(Your objective)
Print the entries below word for word; the pictures stay out of your copy.
◆ ◆ ◆ ◆ ◆ ◆ ◆
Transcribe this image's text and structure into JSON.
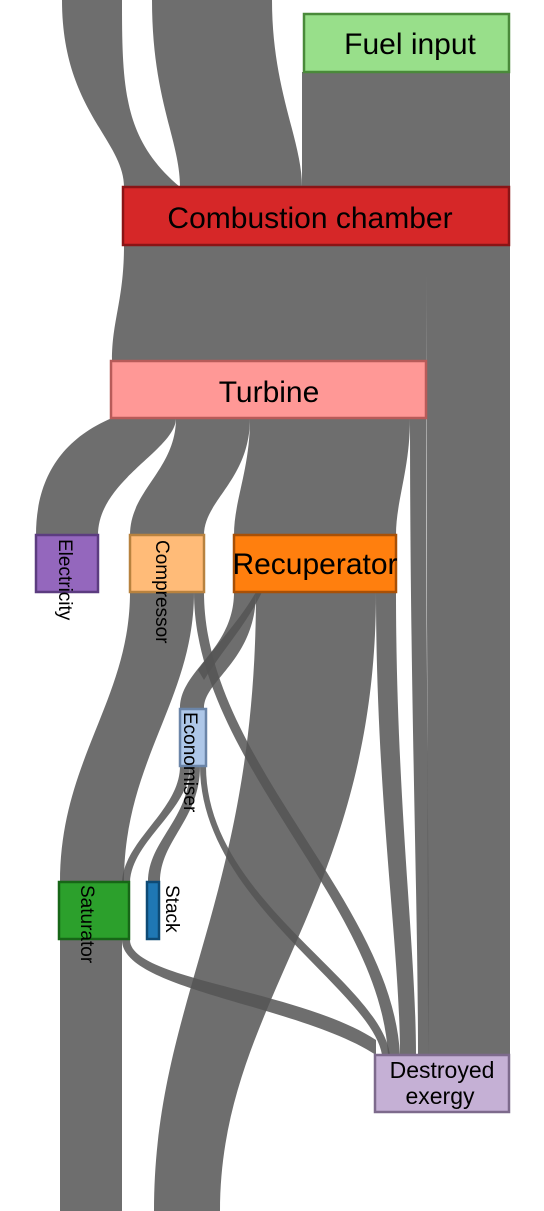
{
  "diagram": {
    "type": "sankey",
    "nodes": [
      {
        "id": "fuel",
        "label": "Fuel input",
        "color": "#98df8a",
        "stroke": "#4a8a3a"
      },
      {
        "id": "combustion",
        "label": "Combustion chamber",
        "color": "#d62728",
        "stroke": "#8a1416"
      },
      {
        "id": "turbine",
        "label": "Turbine",
        "color": "#ff9896",
        "stroke": "#b85b59"
      },
      {
        "id": "electricity",
        "label": "Electricity",
        "color": "#9467bd",
        "stroke": "#5c3c80"
      },
      {
        "id": "compressor",
        "label": "Compressor",
        "color": "#ffbb78",
        "stroke": "#b8823f"
      },
      {
        "id": "recuperator",
        "label": "Recuperator",
        "color": "#ff7f0e",
        "stroke": "#a85006"
      },
      {
        "id": "economiser",
        "label": "Economiser",
        "color": "#aec7e8",
        "stroke": "#6b85a8"
      },
      {
        "id": "saturator",
        "label": "Saturator",
        "color": "#2ca02c",
        "stroke": "#176617"
      },
      {
        "id": "stack",
        "label": "Stack",
        "color": "#1f77b4",
        "stroke": "#0e4a75"
      },
      {
        "id": "destroyed",
        "label_lines": [
          "Destroyed",
          "exergy"
        ],
        "color": "#c5b0d5",
        "stroke": "#7d6a8c"
      }
    ],
    "flow_color": "#555555"
  }
}
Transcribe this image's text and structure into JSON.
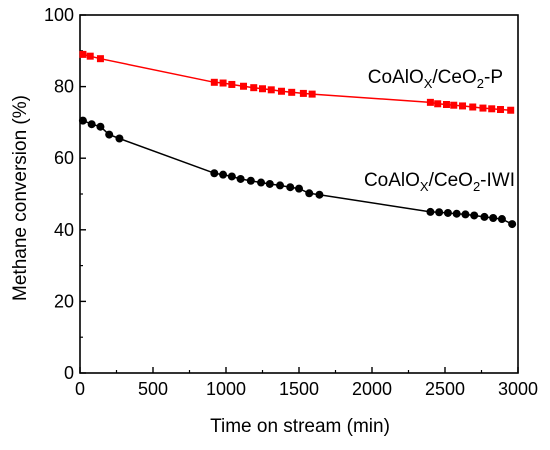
{
  "chart_data": {
    "type": "scatter",
    "xlabel": "Time on stream (min)",
    "ylabel": "Methane conversion (%)",
    "xlim": [
      0,
      3000
    ],
    "ylim": [
      0,
      100
    ],
    "xticks": [
      0,
      500,
      1000,
      1500,
      2000,
      2500,
      3000
    ],
    "yticks": [
      0,
      20,
      40,
      60,
      80,
      100
    ],
    "grid": false,
    "legend": "inline labels",
    "series": [
      {
        "label_parts": [
          {
            "text": "CoAlO",
            "sub": false
          },
          {
            "text": "X",
            "sub": true
          },
          {
            "text": "/CeO",
            "sub": false
          },
          {
            "text": "2",
            "sub": true
          },
          {
            "text": "-P",
            "sub": false
          }
        ],
        "color": "#ff0000",
        "marker": "square",
        "x": [
          20,
          70,
          140,
          920,
          980,
          1040,
          1120,
          1190,
          1250,
          1310,
          1380,
          1450,
          1530,
          1590,
          2400,
          2450,
          2510,
          2560,
          2620,
          2690,
          2760,
          2820,
          2880,
          2950
        ],
        "y": [
          89.0,
          88.5,
          87.8,
          81.2,
          81.0,
          80.6,
          80.1,
          79.7,
          79.4,
          79.1,
          78.7,
          78.4,
          78.1,
          77.9,
          75.6,
          75.2,
          75.0,
          74.8,
          74.6,
          74.3,
          74.0,
          73.8,
          73.6,
          73.4
        ]
      },
      {
        "label_parts": [
          {
            "text": "CoAlO",
            "sub": false
          },
          {
            "text": "X",
            "sub": true
          },
          {
            "text": "/CeO",
            "sub": false
          },
          {
            "text": "2",
            "sub": true
          },
          {
            "text": "-IWI",
            "sub": false
          }
        ],
        "color": "#000000",
        "marker": "circle",
        "x": [
          20,
          80,
          140,
          200,
          270,
          920,
          980,
          1040,
          1100,
          1170,
          1240,
          1300,
          1370,
          1440,
          1500,
          1570,
          1640,
          2400,
          2460,
          2520,
          2580,
          2640,
          2700,
          2770,
          2830,
          2890,
          2960
        ],
        "y": [
          70.5,
          69.5,
          68.8,
          66.6,
          65.5,
          55.8,
          55.4,
          54.9,
          54.2,
          53.7,
          53.2,
          52.8,
          52.4,
          51.9,
          51.5,
          50.2,
          49.8,
          45.0,
          44.9,
          44.7,
          44.5,
          44.3,
          44.0,
          43.6,
          43.3,
          43.0,
          41.6
        ]
      }
    ]
  }
}
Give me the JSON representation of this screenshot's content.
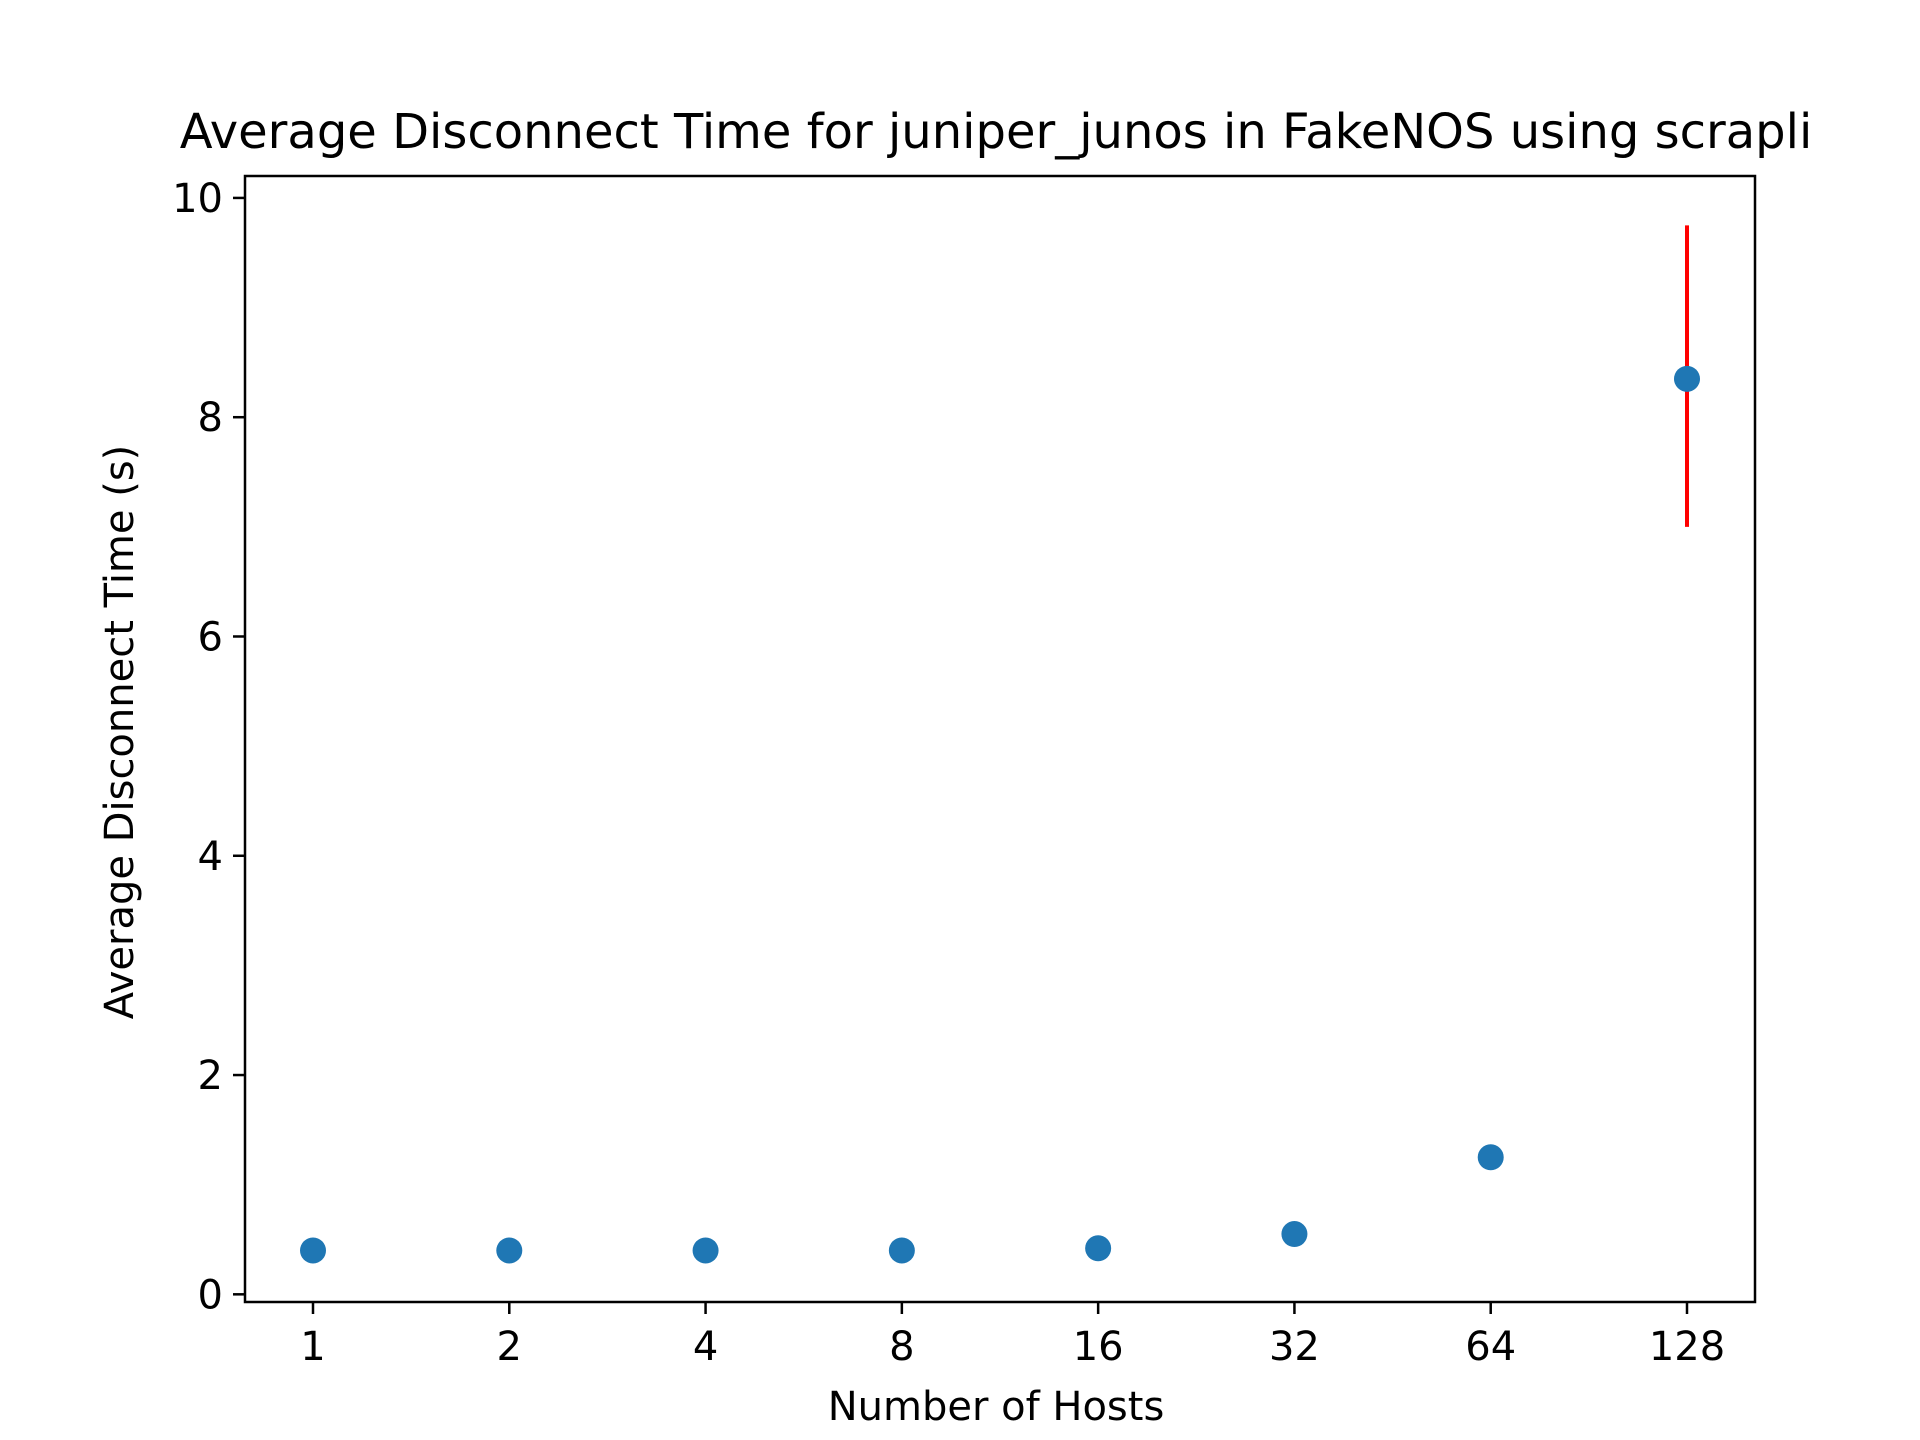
◆ ◆ ◆ ◆ ◆ ◆ ◆
(Solution to this task)
Transcribe this image's text and structure into JSON.
{
  "diagram": {
    "type": "sankey",
    "nodes": [
      {
        "id": "fuel",
        "label": "Fuel input",
        "color": "#98df8a",
        "stroke": "#4a8a3a"
      },
      {
        "id": "combustion",
        "label": "Combustion chamber",
        "color": "#d62728",
        "stroke": "#8a1416"
      },
      {
        "id": "turbine",
        "label": "Turbine",
        "color": "#ff9896",
        "stroke": "#b85b59"
      },
      {
        "id": "electricity",
        "label": "Electricity",
        "color": "#9467bd",
        "stroke": "#5c3c80"
      },
      {
        "id": "compressor",
        "label": "Compressor",
        "color": "#ffbb78",
        "stroke": "#b8823f"
      },
      {
        "id": "recuperator",
        "label": "Recuperator",
        "color": "#ff7f0e",
        "stroke": "#a85006"
      },
      {
        "id": "economiser",
        "label": "Economiser",
        "color": "#aec7e8",
        "stroke": "#6b85a8"
      },
      {
        "id": "saturator",
        "label": "Saturator",
        "color": "#2ca02c",
        "stroke": "#176617"
      },
      {
        "id": "stack",
        "label": "Stack",
        "color": "#1f77b4",
        "stroke": "#0e4a75"
      },
      {
        "id": "destroyed",
        "label_lines": [
          "Destroyed",
          "exergy"
        ],
        "color": "#c5b0d5",
        "stroke": "#7d6a8c"
      }
    ],
    "flow_color": "#555555"
  }
}
Transcribe this image's text and structure into JSON.
{
  "chart_data": {
    "type": "scatter",
    "xlabel": "Time on stream (min)",
    "ylabel": "Methane conversion (%)",
    "xlim": [
      0,
      3000
    ],
    "ylim": [
      0,
      100
    ],
    "xticks": [
      0,
      500,
      1000,
      1500,
      2000,
      2500,
      3000
    ],
    "yticks": [
      0,
      20,
      40,
      60,
      80,
      100
    ],
    "grid": false,
    "legend": "inline labels",
    "series": [
      {
        "label_parts": [
          {
            "text": "CoAlO",
            "sub": false
          },
          {
            "text": "X",
            "sub": true
          },
          {
            "text": "/CeO",
            "sub": false
          },
          {
            "text": "2",
            "sub": true
          },
          {
            "text": "-P",
            "sub": false
          }
        ],
        "color": "#ff0000",
        "marker": "square",
        "x": [
          20,
          70,
          140,
          920,
          980,
          1040,
          1120,
          1190,
          1250,
          1310,
          1380,
          1450,
          1530,
          1590,
          2400,
          2450,
          2510,
          2560,
          2620,
          2690,
          2760,
          2820,
          2880,
          2950
        ],
        "y": [
          89.0,
          88.5,
          87.8,
          81.2,
          81.0,
          80.6,
          80.1,
          79.7,
          79.4,
          79.1,
          78.7,
          78.4,
          78.1,
          77.9,
          75.6,
          75.2,
          75.0,
          74.8,
          74.6,
          74.3,
          74.0,
          73.8,
          73.6,
          73.4
        ]
      },
      {
        "label_parts": [
          {
            "text": "CoAlO",
            "sub": false
          },
          {
            "text": "X",
            "sub": true
          },
          {
            "text": "/CeO",
            "sub": false
          },
          {
            "text": "2",
            "sub": true
          },
          {
            "text": "-IWI",
            "sub": false
          }
        ],
        "color": "#000000",
        "marker": "circle",
        "x": [
          20,
          80,
          140,
          200,
          270,
          920,
          980,
          1040,
          1100,
          1170,
          1240,
          1300,
          1370,
          1440,
          1500,
          1570,
          1640,
          2400,
          2460,
          2520,
          2580,
          2640,
          2700,
          2770,
          2830,
          2890,
          2960
        ],
        "y": [
          70.5,
          69.5,
          68.8,
          66.6,
          65.5,
          55.8,
          55.4,
          54.9,
          54.2,
          53.7,
          53.2,
          52.8,
          52.4,
          51.9,
          51.5,
          50.2,
          49.8,
          45.0,
          44.9,
          44.7,
          44.5,
          44.3,
          44.0,
          43.6,
          43.3,
          43.0,
          41.6
        ]
      }
    ]
  }
}
Give me the JSON representation of this screenshot's content.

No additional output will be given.